Stored entries:
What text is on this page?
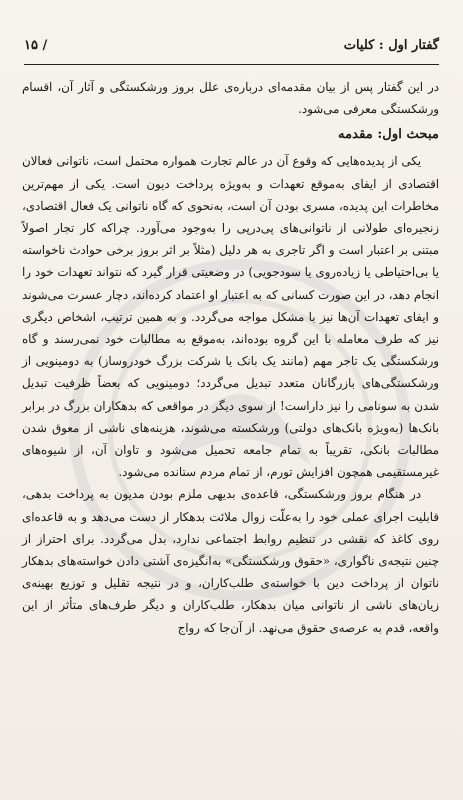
گفتار اول : کلیات
/ ۱۵

در این گفتار پس از بیان مقدمه‌ای درباره‌ی علل بروز ورشکستگی و آثار آن، اقسام ورشکستگی معرفی می‌شود.

مبحث اول: مقدمه

یکی از پدیده‌هایی که وقوع آن در عالم تجارت همواره محتمل است، ناتوانی فعالان اقتصادی از ایفای به‌موقع تعهدات و به‌ویژه پرداخت دیون است. یکی از مهم‌ترین مخاطرات این پدیده، مسری بودن آن است، به‌نحوی که گاه ناتوانی یک فعال اقتصادی، زنجیره‌ای طولانی از ناتوانی‌های پی‌درپی را به‌وجود می‌آورد. چراکه کار تجار اصولاً مبتنی بر اعتبار است و اگر تاجری به هر دلیل (مثلاً بر اثر بروز برخی حوادث ناخواسته یا بی‌احتیاطی یا زیاده‌روی یا سودجویی) در وضعیتی قرار گیرد که نتواند تعهدات خود را انجام دهد، در این صورت کسانی که به اعتبار او اعتماد کرده‌اند، دچار عسرت می‌شوند و ایفای تعهدات آن‌ها نیز با مشکل مواجه می‌گردد. و به همین ترتیب، اشخاص دیگری نیز که طرف معامله با این گروه بوده‌اند، به‌موقع به مطالبات خود نمی‌رسند و گاه ورشکستگی یک تاجر مهم (مانند یک بانک یا شرکت بزرگ خودروساز) به دومینویی از ورشکستگی‌های بازرگانان متعدد تبدیل می‌گردد؛ دومینویی که بعضاً ظرفیت تبدیل شدن به سونامی را نیز داراست! از سوی دیگر در مواقعی که بدهکاران بزرگ در برابر بانک‌ها (به‌ویژه بانک‌های دولتی) ورشکسته می‌شوند، هزینه‌های ناشی از معوق شدن مطالبات بانکی، تقریباً به تمام جامعه تحمیل می‌شود و تاوان آن، از شیوه‌های غیرمستقیمی همچون افزایش تورم، از تمام مردم ستانده می‌شود.

در هنگام بروز ورشکستگی، قاعده‌ی بدیهی ملزم بودن مدیون به پرداخت بدهی، قابلیت اجرای عملی خود را به‌علّت زوال ملائت بدهکار از دست می‌دهد و به قاعده‌ای روی کاغذ که نقشی در تنظیم روابط اجتماعی ندارد، بدل می‌گردد. برای احتراز از چنین نتیجه‌ی ناگواری، «حقوق ورشکستگی» به‌انگیزه‌ی آشتی دادن خواسته‌های بدهکار ناتوان از پرداخت دین با خواسته‌ی طلب‌کاران، و در نتیجه تقلیل و توزیع بهینه‌ی زیان‌های ناشی از ناتوانی میان بدهکار، طلب‌کاران و دیگر طرف‌های متأثر از این واقعه، قدم به عرصه‌ی حقوق می‌نهد. از آن‌جا که رواج
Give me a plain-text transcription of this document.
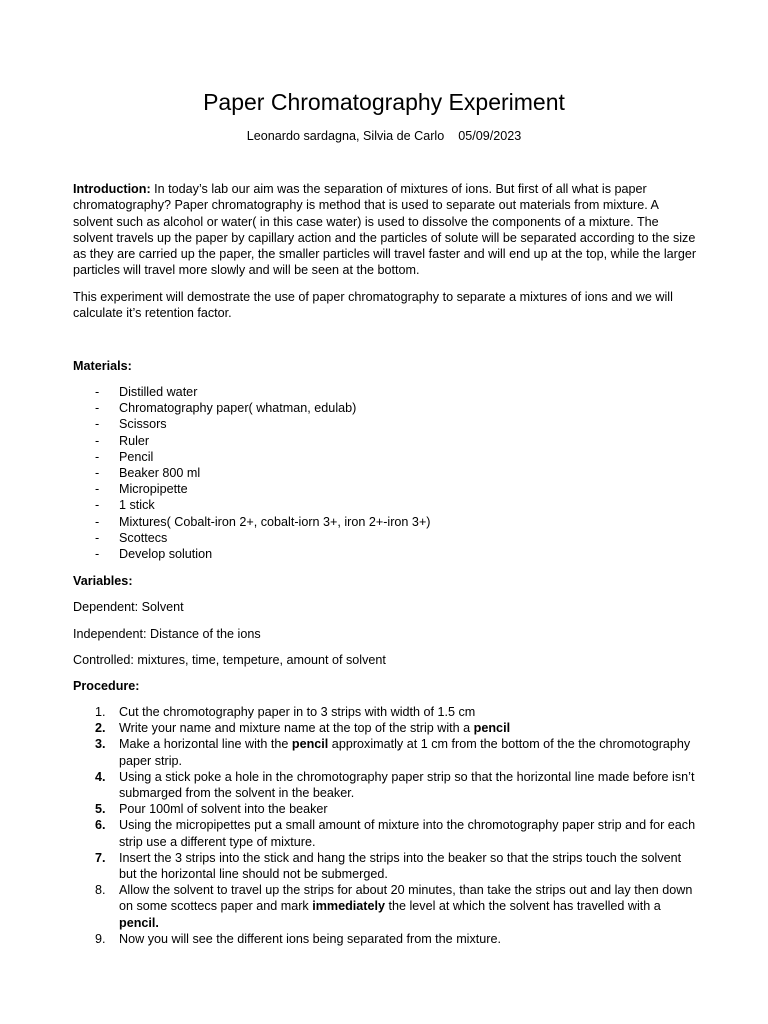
Paper Chromatography Experiment
Leonardo sardagna, Silvia de Carlo 05/09/2023

Introduction: In today’s lab our aim was the separation of mixtures of ions. But first of all what is paper chromatography? Paper chromatography is method that is used to separate out materials from mixture. A solvent such as alcohol or water( in this case water) is used to dissolve the components of a mixture. The solvent travels up the paper by capillary action and the particles of solute will be separated according to the size as they are carried up the paper, the smaller particles will travel faster and will end up at the top, while the larger particles will travel more slowly and will be seen at the bottom.

This experiment will demostrate the use of paper chromatography to separate a mixtures of ions and we will calculate it’s retention factor.

Materials:
- Distilled water
- Chromatography paper( whatman, edulab)
- Scissors
- Ruler
- Pencil
- Beaker 800 ml
- Micropipette
- 1 stick
- Mixtures( Cobalt-iron 2+, cobalt-iorn 3+, iron 2+-iron 3+)
- Scottecs
- Develop solution
Variables:
Dependent: Solvent
Independent: Distance of the ions
Controlled: mixtures, time, tempeture, amount of solvent
Procedure:
1.	Cut the chromotography paper in to 3 strips with width of 1.5 cm
2.	Write your name and mixture name at the top of the strip with a pencil
3.	Make a horizontal line with the pencil approximatly at 1 cm from the bottom of the the chromotography paper strip.
4.	Using a stick poke a hole in the chromotography paper strip so that the horizontal line made before isn’t submarged from the solvent in the beaker.
5.	Pour 100ml of solvent into the beaker
6.	Using the micropipettes put a small amount of mixture into the chromotography paper strip and for each strip use a different type of mixture.
7.	Insert the 3 strips into the stick and hang the strips into the beaker so that the strips touch the solvent but the horizontal line should not be submerged.
8.	Allow the solvent to travel up the strips for about 20 minutes, than take the strips out and lay then down on some scottecs paper and mark immediately the level at which the solvent has travelled with a pencil.
9.	Now you will see the different ions being separated from the mixture.
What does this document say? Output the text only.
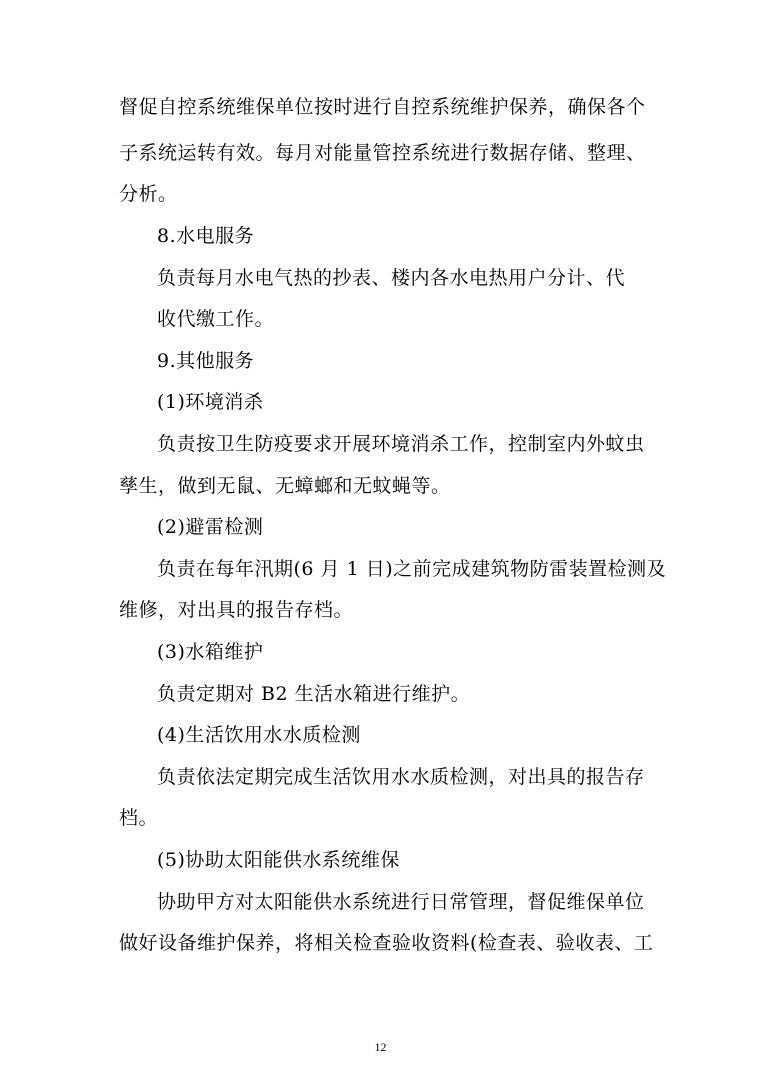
督促自控系统维保单位按时进行自控系统维护保养，确保各个
子系统运转有效。每月对能量管控系统进行数据存储、整理、
分析。
8.水电服务
负责每月水电气热的抄表、楼内各水电热用户分计、代
收代缴工作。
9.其他服务
(1)环境消杀
负责按卫生防疫要求开展环境消杀工作，控制室内外蚊虫
孳生，做到无鼠、无蟑螂和无蚊蝇等。
(2)避雷检测
负责在每年汛期(6 月 1 日)之前完成建筑物防雷装置检测及
维修，对出具的报告存档。
(3)水箱维护
负责定期对 B2 生活水箱进行维护。
(4)生活饮用水水质检测
负责依法定期完成生活饮用水水质检测，对出具的报告存
档。
(5)协助太阳能供水系统维保
协助甲方对太阳能供水系统进行日常管理，督促维保单位
做好设备维护保养，将相关检查验收资料(检查表、验收表、工
12
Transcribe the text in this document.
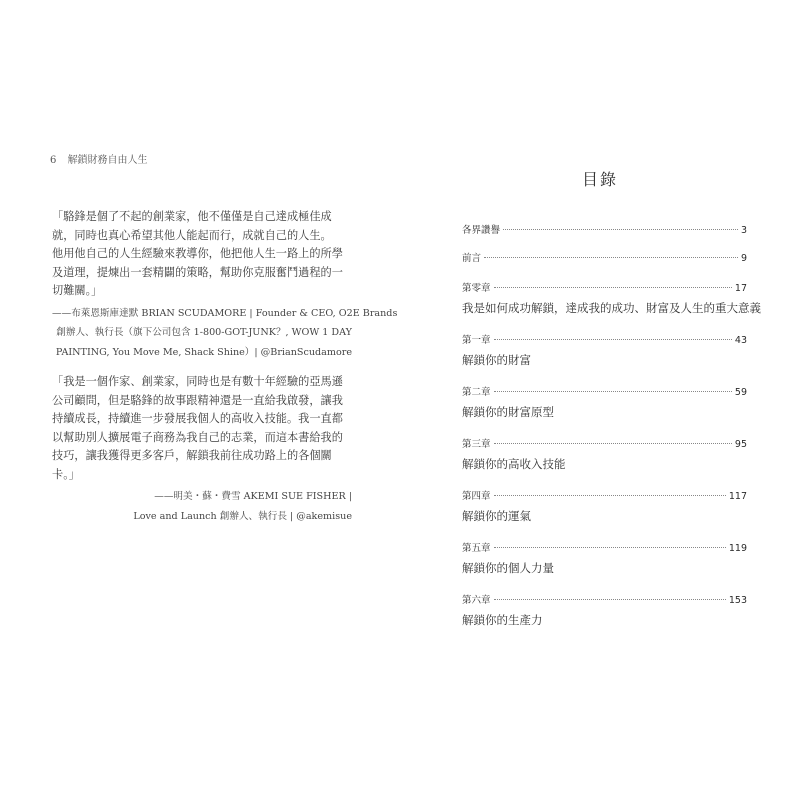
6 解鎖財務自由人生

「駱鋒是個了不起的創業家，他不僅僅是自己達成極佳成就，同時也真心希望其他人能起而行，成就自己的人生。

他用他自己的人生經驗來教導你，他把他人生一路上的所學及道理，提煉出一套精闢的策略，幫助你克服奮鬥過程的一切難關。」

——布萊恩斯庫達默 BRIAN SCUDAMORE | Founder & CEO, O2E Brands
創辦人、執行長（旗下公司包含 1-800-GOT-JUNK？, WOW 1 DAY
PAINTING, You Move Me, Shack Shine）| @BrianScudamore

「我是一個作家、創業家，同時也是有數十年經驗的亞馬遜公司顧問，但是駱鋒的故事跟精神還是一直給我啟發，讓我持續成長，持續進一步發展我個人的高收入技能。我一直都以幫助別人擴展電子商務為我自己的志業，而這本書給我的技巧，讓我獲得更多客戶，解鎖我前往成功路上的各個關卡。」

——明美・蘇・費雪 AKEMI SUE FISHER |
Love and Launch 創辦人、執行長 | @akemisue
目錄
各界讚譽	3
前言	9
第零章	17
我是如何成功解鎖，達成我的成功、財富及人生的重大意義
第一章	43
解鎖你的財富
第二章	59
解鎖你的財富原型
第三章	95
解鎖你的高收入技能
第四章	117
解鎖你的運氣
第五章	119
解鎖你的個人力量
第六章	153
解鎖你的生產力
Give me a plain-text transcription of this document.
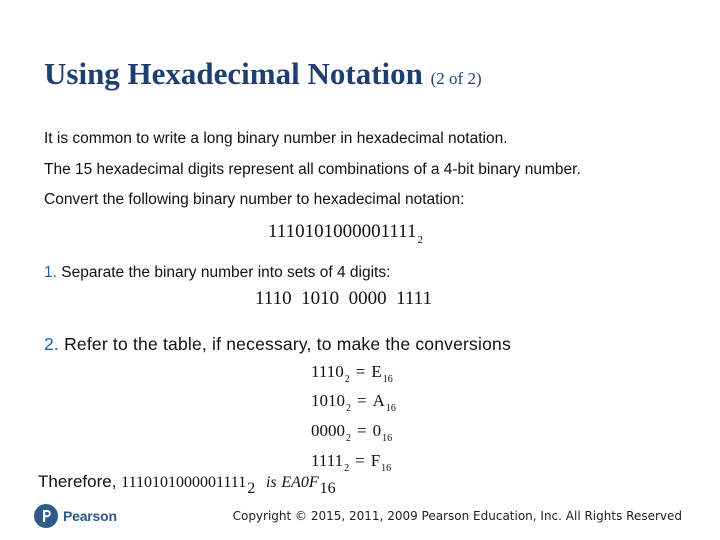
Using Hexadecimal Notation (2 of 2)
It is common to write a long binary number in hexadecimal notation.
The 15 hexadecimal digits represent all combinations of a 4-bit binary number.
Convert the following binary number to hexadecimal notation:
$1110101000001111_2$
1. Separate the binary number into sets of 4 digits:
1110  1010  0000  1111
2. Refer to the table, if necessary, to make the conversions
$1110_2 = E_{16}$
$1010_2 = A_{16}$
$0000_2 = 0_{16}$
$1111_2 = F_{16}$
Therefore, 11101010000011112 is EA0F16
Pearson	Copyright © 2015, 2011, 2009 Pearson Education, Inc. All Rights Reserved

Exercise requirements – Select every line of the records holding the string "strips".

The solution –
1.	Cut the chromotography paper in to 3 strips with width of 1.5 cm
7.	Insert the 3 strips into the stick and hang the strips into the beaker so that the strips touch the solvent but the horizontal line should not be submerged.
8.	Allow the solvent to travel up the strips for about 20 minutes, than take the strips out and lay then down on some scottecs paper and mark immediately the level at which the solvent has travelled with a pencil.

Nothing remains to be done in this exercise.